Using the data below, copy each line that includes the word "ακροφύσιο".

# Stored records:
★ ★ ★
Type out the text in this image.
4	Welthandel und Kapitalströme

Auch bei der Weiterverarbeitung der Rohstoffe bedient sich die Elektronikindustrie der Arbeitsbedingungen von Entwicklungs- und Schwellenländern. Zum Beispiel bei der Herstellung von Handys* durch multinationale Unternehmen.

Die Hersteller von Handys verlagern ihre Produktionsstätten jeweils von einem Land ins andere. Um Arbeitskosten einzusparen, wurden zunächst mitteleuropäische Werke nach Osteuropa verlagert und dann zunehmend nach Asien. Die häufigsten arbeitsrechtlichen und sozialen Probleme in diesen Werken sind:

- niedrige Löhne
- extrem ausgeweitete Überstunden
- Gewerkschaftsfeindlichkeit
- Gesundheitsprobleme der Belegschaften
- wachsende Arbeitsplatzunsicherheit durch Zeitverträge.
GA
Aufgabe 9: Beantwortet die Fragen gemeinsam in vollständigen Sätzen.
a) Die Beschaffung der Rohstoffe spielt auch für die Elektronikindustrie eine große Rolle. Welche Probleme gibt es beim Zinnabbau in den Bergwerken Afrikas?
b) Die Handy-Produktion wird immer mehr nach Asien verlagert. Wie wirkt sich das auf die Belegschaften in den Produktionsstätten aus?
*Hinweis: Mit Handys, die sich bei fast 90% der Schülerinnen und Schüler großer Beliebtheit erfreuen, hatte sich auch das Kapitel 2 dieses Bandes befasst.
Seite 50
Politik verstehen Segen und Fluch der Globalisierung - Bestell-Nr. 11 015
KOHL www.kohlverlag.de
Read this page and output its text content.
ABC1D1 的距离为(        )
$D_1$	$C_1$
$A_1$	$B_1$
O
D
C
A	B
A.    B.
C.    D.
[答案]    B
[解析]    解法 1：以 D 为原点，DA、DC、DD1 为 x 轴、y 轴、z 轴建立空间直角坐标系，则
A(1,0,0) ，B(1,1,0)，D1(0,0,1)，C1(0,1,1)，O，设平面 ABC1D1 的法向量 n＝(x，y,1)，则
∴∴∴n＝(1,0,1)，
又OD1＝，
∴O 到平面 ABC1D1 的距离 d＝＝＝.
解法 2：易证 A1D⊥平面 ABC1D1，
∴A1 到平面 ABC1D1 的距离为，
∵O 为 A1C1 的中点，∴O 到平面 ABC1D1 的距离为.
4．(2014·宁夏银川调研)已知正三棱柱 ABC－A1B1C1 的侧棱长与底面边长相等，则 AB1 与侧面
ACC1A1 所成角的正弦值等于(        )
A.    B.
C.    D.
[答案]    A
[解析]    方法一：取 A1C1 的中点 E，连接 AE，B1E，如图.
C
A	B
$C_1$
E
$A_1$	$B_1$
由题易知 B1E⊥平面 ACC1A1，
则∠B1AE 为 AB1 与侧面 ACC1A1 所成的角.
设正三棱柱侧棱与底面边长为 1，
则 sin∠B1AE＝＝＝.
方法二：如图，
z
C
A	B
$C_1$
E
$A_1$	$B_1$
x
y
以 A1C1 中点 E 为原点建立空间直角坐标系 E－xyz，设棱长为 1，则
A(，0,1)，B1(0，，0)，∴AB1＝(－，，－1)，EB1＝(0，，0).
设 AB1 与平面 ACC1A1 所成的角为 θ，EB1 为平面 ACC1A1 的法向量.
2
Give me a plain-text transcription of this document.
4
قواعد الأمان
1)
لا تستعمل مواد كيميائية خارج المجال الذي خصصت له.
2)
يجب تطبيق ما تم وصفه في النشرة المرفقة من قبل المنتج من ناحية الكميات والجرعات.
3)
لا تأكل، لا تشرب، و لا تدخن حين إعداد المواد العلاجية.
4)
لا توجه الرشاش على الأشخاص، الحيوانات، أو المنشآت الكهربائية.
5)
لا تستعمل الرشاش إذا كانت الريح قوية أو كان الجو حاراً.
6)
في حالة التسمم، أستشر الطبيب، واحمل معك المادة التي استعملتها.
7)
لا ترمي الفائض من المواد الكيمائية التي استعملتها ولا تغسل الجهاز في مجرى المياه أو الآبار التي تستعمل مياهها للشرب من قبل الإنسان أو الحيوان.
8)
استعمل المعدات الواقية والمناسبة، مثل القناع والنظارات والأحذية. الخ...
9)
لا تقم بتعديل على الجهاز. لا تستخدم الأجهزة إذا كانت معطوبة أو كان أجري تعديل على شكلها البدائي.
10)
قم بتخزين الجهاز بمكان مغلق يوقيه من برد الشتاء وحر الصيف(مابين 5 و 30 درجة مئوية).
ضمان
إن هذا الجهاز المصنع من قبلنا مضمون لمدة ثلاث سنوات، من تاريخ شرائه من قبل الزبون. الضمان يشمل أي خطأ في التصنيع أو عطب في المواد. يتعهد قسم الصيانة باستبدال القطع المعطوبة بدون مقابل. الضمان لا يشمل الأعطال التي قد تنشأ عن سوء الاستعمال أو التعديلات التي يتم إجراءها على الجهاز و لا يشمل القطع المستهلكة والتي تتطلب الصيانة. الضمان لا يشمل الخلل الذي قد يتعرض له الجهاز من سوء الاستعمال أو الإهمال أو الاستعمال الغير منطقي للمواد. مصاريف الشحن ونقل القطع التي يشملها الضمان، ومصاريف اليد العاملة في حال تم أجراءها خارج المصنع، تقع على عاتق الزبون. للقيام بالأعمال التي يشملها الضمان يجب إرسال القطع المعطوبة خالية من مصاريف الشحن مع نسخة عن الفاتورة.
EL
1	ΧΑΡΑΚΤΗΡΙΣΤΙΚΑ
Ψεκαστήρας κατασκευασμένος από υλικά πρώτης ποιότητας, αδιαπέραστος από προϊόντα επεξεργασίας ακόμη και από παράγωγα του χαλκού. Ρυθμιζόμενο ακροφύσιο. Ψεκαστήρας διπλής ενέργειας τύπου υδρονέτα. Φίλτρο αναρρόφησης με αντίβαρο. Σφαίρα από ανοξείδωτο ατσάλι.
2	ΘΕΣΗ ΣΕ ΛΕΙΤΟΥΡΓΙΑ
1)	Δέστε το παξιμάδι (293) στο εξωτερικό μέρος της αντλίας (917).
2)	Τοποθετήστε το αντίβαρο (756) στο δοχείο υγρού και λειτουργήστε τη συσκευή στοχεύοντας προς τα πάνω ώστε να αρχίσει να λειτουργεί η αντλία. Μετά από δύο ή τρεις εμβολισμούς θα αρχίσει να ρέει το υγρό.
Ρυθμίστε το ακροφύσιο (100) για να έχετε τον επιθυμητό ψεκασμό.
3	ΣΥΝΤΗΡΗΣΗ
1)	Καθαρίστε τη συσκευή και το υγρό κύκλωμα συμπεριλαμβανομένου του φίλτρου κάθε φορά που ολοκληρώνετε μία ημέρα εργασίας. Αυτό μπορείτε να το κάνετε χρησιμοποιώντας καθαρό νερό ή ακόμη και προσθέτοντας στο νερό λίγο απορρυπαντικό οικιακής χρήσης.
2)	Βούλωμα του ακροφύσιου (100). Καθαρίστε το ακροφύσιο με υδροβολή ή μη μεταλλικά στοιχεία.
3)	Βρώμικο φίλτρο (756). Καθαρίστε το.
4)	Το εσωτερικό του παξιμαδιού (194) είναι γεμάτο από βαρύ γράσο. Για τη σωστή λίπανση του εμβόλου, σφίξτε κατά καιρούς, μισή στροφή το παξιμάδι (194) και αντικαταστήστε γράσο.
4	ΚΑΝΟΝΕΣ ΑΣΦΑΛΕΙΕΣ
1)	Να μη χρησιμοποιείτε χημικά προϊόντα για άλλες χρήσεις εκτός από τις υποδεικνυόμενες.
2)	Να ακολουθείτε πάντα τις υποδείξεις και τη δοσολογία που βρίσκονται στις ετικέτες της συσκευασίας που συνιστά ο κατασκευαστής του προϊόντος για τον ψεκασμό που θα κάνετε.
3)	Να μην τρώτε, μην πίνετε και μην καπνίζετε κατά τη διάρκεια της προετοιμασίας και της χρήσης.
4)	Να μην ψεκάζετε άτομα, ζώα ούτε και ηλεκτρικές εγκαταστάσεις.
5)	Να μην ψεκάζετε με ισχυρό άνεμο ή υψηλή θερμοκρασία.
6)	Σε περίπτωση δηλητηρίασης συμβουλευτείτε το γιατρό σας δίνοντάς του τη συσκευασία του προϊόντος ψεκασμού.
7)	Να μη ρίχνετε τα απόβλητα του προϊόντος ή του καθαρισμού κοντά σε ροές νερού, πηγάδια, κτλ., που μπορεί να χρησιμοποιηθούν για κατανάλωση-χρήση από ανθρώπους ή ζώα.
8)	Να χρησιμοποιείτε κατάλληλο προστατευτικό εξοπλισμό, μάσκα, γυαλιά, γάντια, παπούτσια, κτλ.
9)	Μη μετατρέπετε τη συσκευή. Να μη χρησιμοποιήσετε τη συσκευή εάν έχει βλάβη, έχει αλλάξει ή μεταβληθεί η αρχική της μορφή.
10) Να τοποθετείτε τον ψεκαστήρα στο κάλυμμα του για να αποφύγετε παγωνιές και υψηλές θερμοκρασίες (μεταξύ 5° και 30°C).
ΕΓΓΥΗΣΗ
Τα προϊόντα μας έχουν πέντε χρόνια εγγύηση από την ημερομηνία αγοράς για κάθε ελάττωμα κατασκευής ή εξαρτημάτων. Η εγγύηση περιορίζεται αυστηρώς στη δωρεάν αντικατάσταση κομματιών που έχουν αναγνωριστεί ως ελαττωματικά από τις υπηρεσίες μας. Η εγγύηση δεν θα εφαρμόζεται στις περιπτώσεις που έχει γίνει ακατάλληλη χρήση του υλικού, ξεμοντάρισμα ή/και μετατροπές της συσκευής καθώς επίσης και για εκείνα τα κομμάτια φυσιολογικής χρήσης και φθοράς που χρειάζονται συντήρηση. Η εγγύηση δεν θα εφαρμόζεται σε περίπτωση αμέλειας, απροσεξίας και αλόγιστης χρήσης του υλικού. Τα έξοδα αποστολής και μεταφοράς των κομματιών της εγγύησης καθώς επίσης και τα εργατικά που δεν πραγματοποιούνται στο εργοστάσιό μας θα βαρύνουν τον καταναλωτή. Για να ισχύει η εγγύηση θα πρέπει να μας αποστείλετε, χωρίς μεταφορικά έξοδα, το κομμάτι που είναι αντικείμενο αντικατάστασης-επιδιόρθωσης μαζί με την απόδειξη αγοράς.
★ ★ ★
# OUTPUT OF THE TASK:
Ψεκαστήρας κατασκευασμένος από υλικά πρώτης ποιότητας, αδιαπέραστος από προϊόντα επεξεργασίας ακόμη και από παράγωγα του χαλκού. Ρυθμιζόμενο ακροφύσιο. Ψεκαστήρας διπλής ενέργειας τύπου υδρονέτα. Φίλτρο αναρρόφησης με αντίβαρο. Σφαίρα από ανοξείδωτο ατσάλι.
Ρυθμίστε το ακροφύσιο (100) για να έχετε τον επιθυμητό ψεκασμό.
2)	Βούλωμα του ακροφύσιου (100). Καθαρίστε το ακροφύσιο με υδροβολή ή μη μεταλλικά στοιχεία.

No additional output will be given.